▸ **Records from a collection**
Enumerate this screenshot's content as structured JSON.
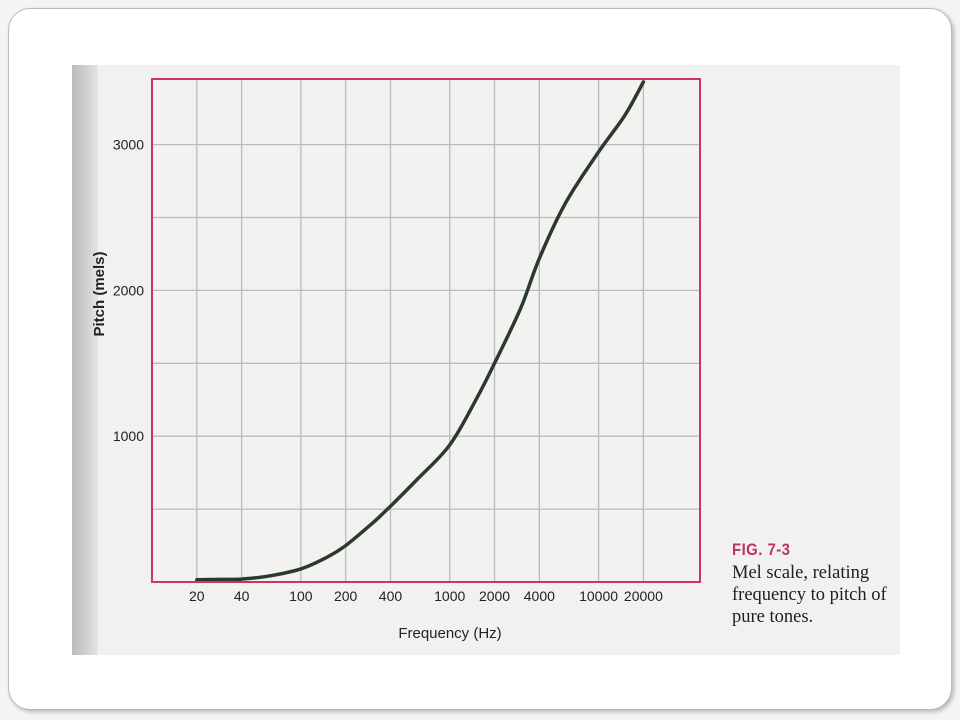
{
  "chart_data": {
    "type": "line",
    "title": "",
    "xlabel": "Frequency (Hz)",
    "ylabel": "Pitch (mels)",
    "x_scale": "log",
    "x_tick_labels": [
      "20",
      "40",
      "100",
      "200",
      "400",
      "1000",
      "2000",
      "4000",
      "10000",
      "20000"
    ],
    "x_tick_values": [
      20,
      40,
      100,
      200,
      400,
      1000,
      2000,
      4000,
      10000,
      20000
    ],
    "y_tick_labels": [
      "1000",
      "2000",
      "3000"
    ],
    "y_tick_values": [
      1000,
      2000,
      3000
    ],
    "xlim": [
      10,
      48000
    ],
    "ylim": [
      0,
      3450
    ],
    "grid": true,
    "series": [
      {
        "x": [
          20,
          30,
          40,
          60,
          100,
          150,
          200,
          300,
          400,
          600,
          1000,
          1500,
          2000,
          3000,
          4000,
          6000,
          10000,
          15000,
          20000
        ],
        "values": [
          15,
          18,
          20,
          40,
          90,
          170,
          250,
          400,
          520,
          700,
          940,
          1250,
          1500,
          1880,
          2220,
          2600,
          2950,
          3200,
          3430
        ]
      }
    ],
    "colors": {
      "line": "#2c3a2e",
      "frame": "#cc3366",
      "grid": "#b8bcc0"
    }
  },
  "caption": {
    "figure_label": "FIG. 7-3",
    "lines": [
      "Mel scale, relating",
      "frequency to pitch of",
      "pure tones."
    ]
  }
}
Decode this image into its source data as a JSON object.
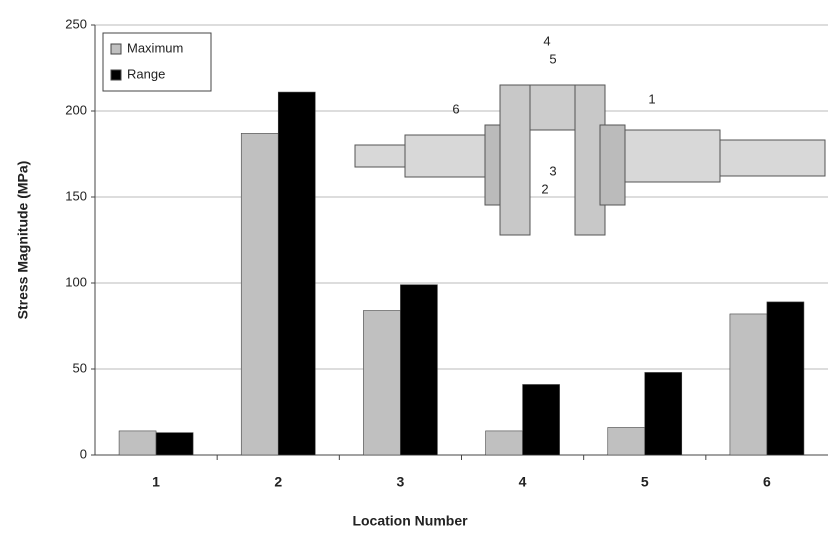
{
  "chart_data": {
    "type": "bar",
    "xlabel": "Location Number",
    "ylabel": "Stress Magnitude (MPa)",
    "categories": [
      "1",
      "2",
      "3",
      "4",
      "5",
      "6"
    ],
    "series": [
      {
        "name": "Maximum",
        "color": "#c0c0c0",
        "values": [
          14,
          187,
          84,
          14,
          16,
          82
        ]
      },
      {
        "name": "Range",
        "color": "#000000",
        "values": [
          13,
          211,
          99,
          41,
          48,
          89
        ]
      }
    ],
    "ylim": [
      0,
      250
    ],
    "yticks": [
      0,
      50,
      100,
      150,
      200,
      250
    ],
    "grid": true,
    "legend": "upper left",
    "annotations": [
      "4",
      "5",
      "6",
      "1",
      "3",
      "2"
    ]
  }
}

▸ **Work instructions**
Beginning at the line with "Decode this image" and ending at the last line of the listing above, retype each line exactly, including those two lines. Leave the pictures out.

▸ **Correct output**
Decode this image into its source data as a JSON object.
{
  "chart_data": {
    "type": "bar",
    "xlabel": "Location Number",
    "ylabel": "Stress Magnitude (MPa)",
    "categories": [
      "1",
      "2",
      "3",
      "4",
      "5",
      "6"
    ],
    "series": [
      {
        "name": "Maximum",
        "color": "#c0c0c0",
        "values": [
          14,
          187,
          84,
          14,
          16,
          82
        ]
      },
      {
        "name": "Range",
        "color": "#000000",
        "values": [
          13,
          211,
          99,
          41,
          48,
          89
        ]
      }
    ],
    "ylim": [
      0,
      250
    ],
    "yticks": [
      0,
      50,
      100,
      150,
      200,
      250
    ],
    "grid": true,
    "legend": "upper left",
    "annotations": [
      "4",
      "5",
      "6",
      "1",
      "3",
      "2"
    ]
  }
}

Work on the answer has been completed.